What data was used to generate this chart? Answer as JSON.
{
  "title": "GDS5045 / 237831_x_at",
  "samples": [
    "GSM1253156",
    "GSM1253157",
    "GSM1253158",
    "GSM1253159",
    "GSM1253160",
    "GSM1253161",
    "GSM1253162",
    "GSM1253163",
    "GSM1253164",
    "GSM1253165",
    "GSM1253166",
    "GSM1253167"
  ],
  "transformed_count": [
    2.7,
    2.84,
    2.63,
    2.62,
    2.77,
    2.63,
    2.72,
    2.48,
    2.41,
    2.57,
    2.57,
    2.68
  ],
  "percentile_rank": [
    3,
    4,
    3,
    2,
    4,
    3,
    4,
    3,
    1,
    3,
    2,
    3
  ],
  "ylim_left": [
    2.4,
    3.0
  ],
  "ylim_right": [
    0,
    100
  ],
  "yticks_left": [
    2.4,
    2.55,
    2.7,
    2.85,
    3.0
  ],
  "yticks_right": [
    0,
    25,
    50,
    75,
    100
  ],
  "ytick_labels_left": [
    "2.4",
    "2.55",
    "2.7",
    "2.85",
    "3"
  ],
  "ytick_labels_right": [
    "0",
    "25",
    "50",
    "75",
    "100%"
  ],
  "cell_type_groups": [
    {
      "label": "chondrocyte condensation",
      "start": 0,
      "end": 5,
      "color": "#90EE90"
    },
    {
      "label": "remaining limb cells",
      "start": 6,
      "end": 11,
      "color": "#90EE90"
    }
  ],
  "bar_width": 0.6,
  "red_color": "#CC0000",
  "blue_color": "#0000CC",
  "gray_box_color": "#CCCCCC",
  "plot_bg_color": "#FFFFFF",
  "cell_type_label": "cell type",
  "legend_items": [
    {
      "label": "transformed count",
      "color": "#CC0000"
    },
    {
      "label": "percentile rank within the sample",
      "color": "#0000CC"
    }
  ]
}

------------------------------------

**EXERCISE PROMPT**
Return the material exactly as it was provided.

**TASK RESULT**
What data was used to generate this chart? Answer as JSON.
{
  "title": "GDS5045 / 237831_x_at",
  "samples": [
    "GSM1253156",
    "GSM1253157",
    "GSM1253158",
    "GSM1253159",
    "GSM1253160",
    "GSM1253161",
    "GSM1253162",
    "GSM1253163",
    "GSM1253164",
    "GSM1253165",
    "GSM1253166",
    "GSM1253167"
  ],
  "transformed_count": [
    2.7,
    2.84,
    2.63,
    2.62,
    2.77,
    2.63,
    2.72,
    2.48,
    2.41,
    2.57,
    2.57,
    2.68
  ],
  "percentile_rank": [
    3,
    4,
    3,
    2,
    4,
    3,
    4,
    3,
    1,
    3,
    2,
    3
  ],
  "ylim_left": [
    2.4,
    3.0
  ],
  "ylim_right": [
    0,
    100
  ],
  "yticks_left": [
    2.4,
    2.55,
    2.7,
    2.85,
    3.0
  ],
  "yticks_right": [
    0,
    25,
    50,
    75,
    100
  ],
  "ytick_labels_left": [
    "2.4",
    "2.55",
    "2.7",
    "2.85",
    "3"
  ],
  "ytick_labels_right": [
    "0",
    "25",
    "50",
    "75",
    "100%"
  ],
  "cell_type_groups": [
    {
      "label": "chondrocyte condensation",
      "start": 0,
      "end": 5,
      "color": "#90EE90"
    },
    {
      "label": "remaining limb cells",
      "start": 6,
      "end": 11,
      "color": "#90EE90"
    }
  ],
  "bar_width": 0.6,
  "red_color": "#CC0000",
  "blue_color": "#0000CC",
  "gray_box_color": "#CCCCCC",
  "plot_bg_color": "#FFFFFF",
  "cell_type_label": "cell type",
  "legend_items": [
    {
      "label": "transformed count",
      "color": "#CC0000"
    },
    {
      "label": "percentile rank within the sample",
      "color": "#0000CC"
    }
  ]
}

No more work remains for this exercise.